Requirements: Reproduce all records exactly.

Collected data entries:

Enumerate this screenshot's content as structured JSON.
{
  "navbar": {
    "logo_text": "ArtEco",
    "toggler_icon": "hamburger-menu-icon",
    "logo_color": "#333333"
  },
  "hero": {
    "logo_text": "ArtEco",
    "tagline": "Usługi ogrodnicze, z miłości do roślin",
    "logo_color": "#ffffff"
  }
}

Full solution:
Enumerate this screenshot's content as structured JSON.
{
  "navbar": {
    "logo_text": "ArtEco",
    "toggler_icon": "hamburger-menu-icon",
    "logo_color": "#333333"
  },
  "hero": {
    "logo_text": "ArtEco",
    "tagline": "Usługi ogrodnicze, z miłości do roślin",
    "logo_color": "#ffffff"
  }
}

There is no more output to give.